◆ INSTRUCTIONS FOR THE TASK
Your task is to repeat the entries exactly. Leave the pictures out.

+---+

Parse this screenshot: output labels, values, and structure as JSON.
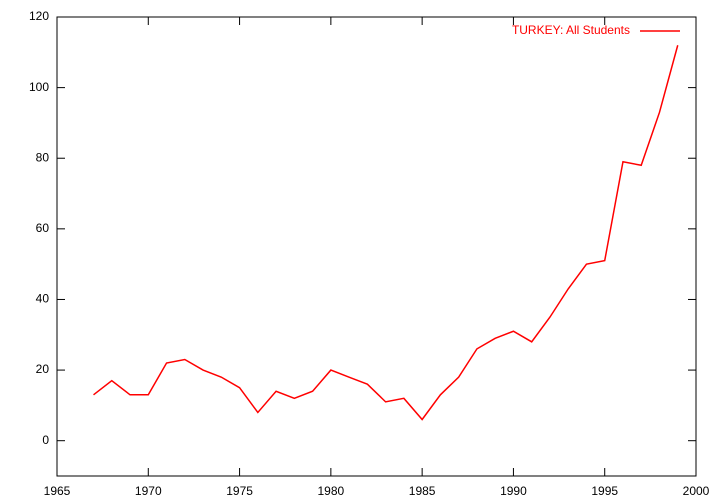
{
  "chart_data": {
    "type": "line",
    "x": [
      1967,
      1968,
      1969,
      1970,
      1971,
      1972,
      1973,
      1974,
      1975,
      1976,
      1977,
      1978,
      1979,
      1980,
      1981,
      1982,
      1983,
      1984,
      1985,
      1986,
      1987,
      1988,
      1989,
      1990,
      1991,
      1992,
      1993,
      1994,
      1995,
      1996,
      1997,
      1998,
      1999
    ],
    "series": [
      {
        "name": "TURKEY: All Students",
        "color": "#ff0000",
        "values": [
          13,
          17,
          13,
          13,
          22,
          23,
          20,
          18,
          15,
          8,
          14,
          12,
          14,
          20,
          18,
          16,
          11,
          12,
          6,
          13,
          18,
          26,
          29,
          31,
          28,
          35,
          43,
          50,
          51,
          79,
          78,
          93,
          112
        ]
      }
    ],
    "xlim": [
      1965,
      2000
    ],
    "xticks": [
      1965,
      1970,
      1975,
      1980,
      1985,
      1990,
      1995,
      2000
    ],
    "ylim": [
      -10,
      120
    ],
    "yticks": [
      0,
      20,
      40,
      60,
      80,
      100,
      120
    ],
    "legend": "top-right"
  }
}
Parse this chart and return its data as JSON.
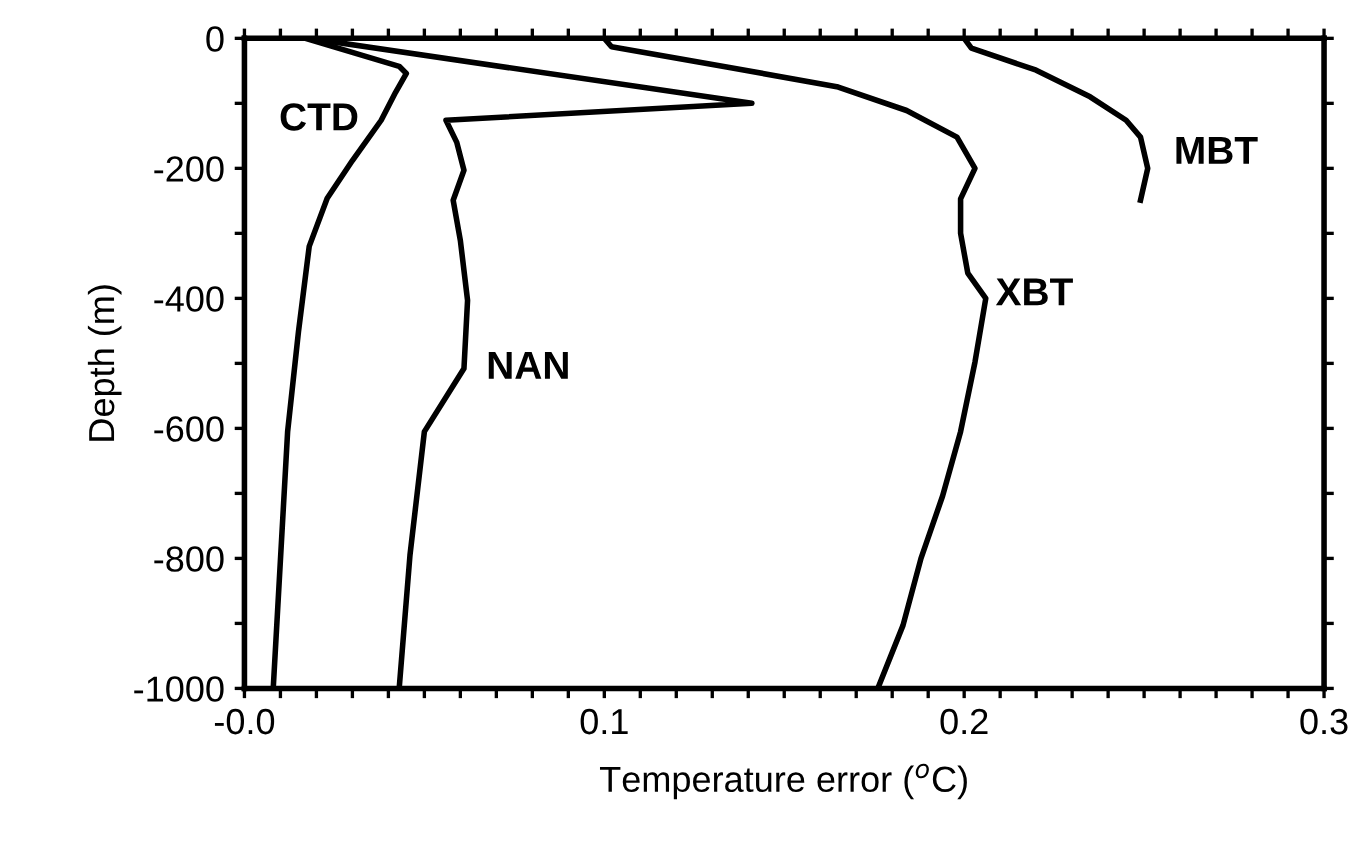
{
  "chart_data": {
    "type": "line",
    "xlabel": "Temperature error ($^{o}$C)",
    "ylabel": "Depth (m)",
    "xlim": [
      0,
      0.3
    ],
    "ylim": [
      -1000,
      0
    ],
    "xticks": [
      {
        "value": 0,
        "label": "-0.0"
      },
      {
        "value": 0.01,
        "label": null
      },
      {
        "value": 0.02,
        "label": null
      },
      {
        "value": 0.03,
        "label": null
      },
      {
        "value": 0.04,
        "label": null
      },
      {
        "value": 0.05,
        "label": null
      },
      {
        "value": 0.06,
        "label": null
      },
      {
        "value": 0.07,
        "label": null
      },
      {
        "value": 0.08,
        "label": null
      },
      {
        "value": 0.09,
        "label": null
      },
      0.1,
      {
        "value": 0.11,
        "label": null
      },
      {
        "value": 0.12,
        "label": null
      },
      {
        "value": 0.13,
        "label": null
      },
      {
        "value": 0.14,
        "label": null
      },
      {
        "value": 0.15,
        "label": null
      },
      {
        "value": 0.16,
        "label": null
      },
      {
        "value": 0.17,
        "label": null
      },
      {
        "value": 0.18,
        "label": null
      },
      {
        "value": 0.19,
        "label": null
      },
      0.2,
      {
        "value": 0.21,
        "label": null
      },
      {
        "value": 0.22,
        "label": null
      },
      {
        "value": 0.23,
        "label": null
      },
      {
        "value": 0.24,
        "label": null
      },
      {
        "value": 0.25,
        "label": null
      },
      {
        "value": 0.26,
        "label": null
      },
      {
        "value": 0.27,
        "label": null
      },
      {
        "value": 0.28,
        "label": null
      },
      {
        "value": 0.29,
        "label": null
      },
      0.3
    ],
    "yticks": [
      0,
      {
        "value": -100,
        "label": null
      },
      -200,
      {
        "value": -300,
        "label": null
      },
      -400,
      {
        "value": -500,
        "label": null
      },
      -600,
      {
        "value": -700,
        "label": null
      },
      -800,
      {
        "value": -900,
        "label": null
      },
      -1000
    ],
    "grid": false,
    "marker": "none",
    "line_style": "solid",
    "series": [
      {
        "name": "CTD",
        "color": "#000000",
        "x": [
          0.017,
          0.023,
          0.043,
          0.045,
          0.042,
          0.038,
          0.03,
          0.023,
          0.018,
          0.015,
          0.012,
          0.008
        ],
        "values": [
          0,
          -10,
          -43,
          -54,
          -83,
          -126,
          -188,
          -246,
          -320,
          -452,
          -605,
          -1000
        ]
      },
      {
        "name": "NAN",
        "color": "#000000",
        "x": [
          0.018,
          0.141,
          0.056,
          0.059,
          0.061,
          0.058,
          0.06,
          0.062,
          0.061,
          0.05,
          0.046,
          0.043
        ],
        "values": [
          0,
          -100,
          -126,
          -160,
          -203,
          -249,
          -311,
          -403,
          -508,
          -605,
          -795,
          -1000
        ]
      },
      {
        "name": "XBT",
        "color": "#000000",
        "x": [
          0.1,
          0.102,
          0.134,
          0.165,
          0.184,
          0.198,
          0.203,
          0.199,
          0.199,
          0.201,
          0.206,
          0.203,
          0.199,
          0.194,
          0.188,
          0.183,
          0.176
        ],
        "values": [
          0,
          -13,
          -44,
          -75,
          -111,
          -152,
          -200,
          -247,
          -300,
          -361,
          -400,
          -498,
          -605,
          -704,
          -800,
          -903,
          -1000
        ]
      },
      {
        "name": "MBT",
        "color": "#000000",
        "x": [
          0.2,
          0.202,
          0.22,
          0.235,
          0.245,
          0.249,
          0.251,
          0.249
        ],
        "values": [
          0,
          -15,
          -49,
          -90,
          -126,
          -152,
          -200,
          -249
        ]
      }
    ]
  }
}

+---+

◆ ANSWER TO THE TASK
Parse this screenshot: output labels, values, and structure as JSON.
{
  "chart_data": {
    "type": "line",
    "x": [
      1967,
      1968,
      1969,
      1970,
      1971,
      1972,
      1973,
      1974,
      1975,
      1976,
      1977,
      1978,
      1979,
      1980,
      1981,
      1982,
      1983,
      1984,
      1985,
      1986,
      1987,
      1988,
      1989,
      1990,
      1991,
      1992,
      1993,
      1994,
      1995,
      1996,
      1997,
      1998,
      1999
    ],
    "series": [
      {
        "name": "TURKEY: All Students",
        "color": "#ff0000",
        "values": [
          13,
          17,
          13,
          13,
          22,
          23,
          20,
          18,
          15,
          8,
          14,
          12,
          14,
          20,
          18,
          16,
          11,
          12,
          6,
          13,
          18,
          26,
          29,
          31,
          28,
          35,
          43,
          50,
          51,
          79,
          78,
          93,
          112
        ]
      }
    ],
    "xlim": [
      1965,
      2000
    ],
    "xticks": [
      1965,
      1970,
      1975,
      1980,
      1985,
      1990,
      1995,
      2000
    ],
    "ylim": [
      -10,
      120
    ],
    "yticks": [
      0,
      20,
      40,
      60,
      80,
      100,
      120
    ],
    "legend": "top-right"
  }
}
Parse this chart and return its data as JSON.
{
  "chart_data": {
    "type": "line",
    "xlabel": "Temperature error ($^{o}$C)",
    "ylabel": "Depth (m)",
    "xlim": [
      0,
      0.3
    ],
    "ylim": [
      -1000,
      0
    ],
    "xticks": [
      {
        "value": 0,
        "label": "-0.0"
      },
      {
        "value": 0.01,
        "label": null
      },
      {
        "value": 0.02,
        "label": null
      },
      {
        "value": 0.03,
        "label": null
      },
      {
        "value": 0.04,
        "label": null
      },
      {
        "value": 0.05,
        "label": null
      },
      {
        "value": 0.06,
        "label": null
      },
      {
        "value": 0.07,
        "label": null
      },
      {
        "value": 0.08,
        "label": null
      },
      {
        "value": 0.09,
        "label": null
      },
      0.1,
      {
        "value": 0.11,
        "label": null
      },
      {
        "value": 0.12,
        "label": null
      },
      {
        "value": 0.13,
        "label": null
      },
      {
        "value": 0.14,
        "label": null
      },
      {
        "value": 0.15,
        "label": null
      },
      {
        "value": 0.16,
        "label": null
      },
      {
        "value": 0.17,
        "label": null
      },
      {
        "value": 0.18,
        "label": null
      },
      {
        "value": 0.19,
        "label": null
      },
      0.2,
      {
        "value": 0.21,
        "label": null
      },
      {
        "value": 0.22,
        "label": null
      },
      {
        "value": 0.23,
        "label": null
      },
      {
        "value": 0.24,
        "label": null
      },
      {
        "value": 0.25,
        "label": null
      },
      {
        "value": 0.26,
        "label": null
      },
      {
        "value": 0.27,
        "label": null
      },
      {
        "value": 0.28,
        "label": null
      },
      {
        "value": 0.29,
        "label": null
      },
      0.3
    ],
    "yticks": [
      0,
      {
        "value": -100,
        "label": null
      },
      -200,
      {
        "value": -300,
        "label": null
      },
      -400,
      {
        "value": -500,
        "label": null
      },
      -600,
      {
        "value": -700,
        "label": null
      },
      -800,
      {
        "value": -900,
        "label": null
      },
      -1000
    ],
    "grid": false,
    "marker": "none",
    "line_style": "solid",
    "series": [
      {
        "name": "CTD",
        "color": "#000000",
        "x": [
          0.017,
          0.023,
          0.043,
          0.045,
          0.042,
          0.038,
          0.03,
          0.023,
          0.018,
          0.015,
          0.012,
          0.008
        ],
        "values": [
          0,
          -10,
          -43,
          -54,
          -83,
          -126,
          -188,
          -246,
          -320,
          -452,
          -605,
          -1000
        ]
      },
      {
        "name": "NAN",
        "color": "#000000",
        "x": [
          0.018,
          0.141,
          0.056,
          0.059,
          0.061,
          0.058,
          0.06,
          0.062,
          0.061,
          0.05,
          0.046,
          0.043
        ],
        "values": [
          0,
          -100,
          -126,
          -160,
          -203,
          -249,
          -311,
          -403,
          -508,
          -605,
          -795,
          -1000
        ]
      },
      {
        "name": "XBT",
        "color": "#000000",
        "x": [
          0.1,
          0.102,
          0.134,
          0.165,
          0.184,
          0.198,
          0.203,
          0.199,
          0.199,
          0.201,
          0.206,
          0.203,
          0.199,
          0.194,
          0.188,
          0.183,
          0.176
        ],
        "values": [
          0,
          -13,
          -44,
          -75,
          -111,
          -152,
          -200,
          -247,
          -300,
          -361,
          -400,
          -498,
          -605,
          -704,
          -800,
          -903,
          -1000
        ]
      },
      {
        "name": "MBT",
        "color": "#000000",
        "x": [
          0.2,
          0.202,
          0.22,
          0.235,
          0.245,
          0.249,
          0.251,
          0.249
        ],
        "values": [
          0,
          -15,
          -49,
          -90,
          -126,
          -152,
          -200,
          -249
        ]
      }
    ]
  }
}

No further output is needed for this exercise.